* Begin LISTING *

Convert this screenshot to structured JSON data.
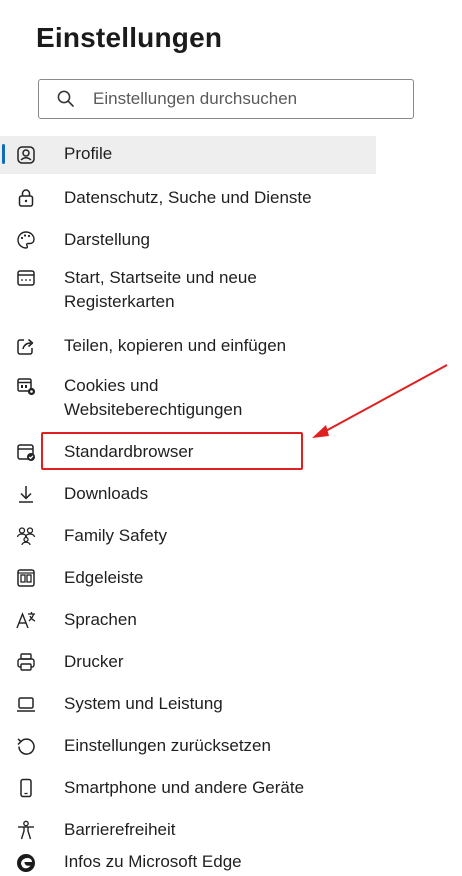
{
  "title": "Einstellungen",
  "search": {
    "placeholder": "Einstellungen durchsuchen",
    "icon": "search-icon"
  },
  "menu": {
    "items": [
      {
        "label": "Profile",
        "icon": "profile-icon",
        "selected": true
      },
      {
        "label": "Datenschutz, Suche und Dienste",
        "icon": "lock-icon"
      },
      {
        "label": "Darstellung",
        "icon": "palette-icon"
      },
      {
        "label": "Start, Startseite und neue\nRegisterkarten",
        "icon": "start-page-icon"
      },
      {
        "label": "Teilen, kopieren und einfügen",
        "icon": "share-icon"
      },
      {
        "label": "Cookies und\nWebsiteberechtigungen",
        "icon": "cookies-icon"
      },
      {
        "label": "Standardbrowser",
        "icon": "default-browser-icon",
        "highlighted": true
      },
      {
        "label": "Downloads",
        "icon": "download-icon"
      },
      {
        "label": "Family Safety",
        "icon": "family-icon"
      },
      {
        "label": "Edgeleiste",
        "icon": "sidebar-icon"
      },
      {
        "label": "Sprachen",
        "icon": "language-icon"
      },
      {
        "label": "Drucker",
        "icon": "printer-icon"
      },
      {
        "label": "System und Leistung",
        "icon": "laptop-icon"
      },
      {
        "label": "Einstellungen zurücksetzen",
        "icon": "reset-icon"
      },
      {
        "label": "Smartphone und andere Geräte",
        "icon": "phone-icon"
      },
      {
        "label": "Barrierefreiheit",
        "icon": "accessibility-icon"
      },
      {
        "label": "Infos zu Microsoft Edge",
        "icon": "edge-logo-icon"
      }
    ]
  },
  "colors": {
    "accent": "#0f6cbd",
    "annotation": "#e02020",
    "selected_bg": "#eeeeee"
  }
}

* End LISTING *

Track down every line of the material containing the string "Einstellungen", and copy it.

  "title": "Einstellungen",
    "placeholder": "Einstellungen durchsuchen",
        "label": "Einstellungen zurücksetzen",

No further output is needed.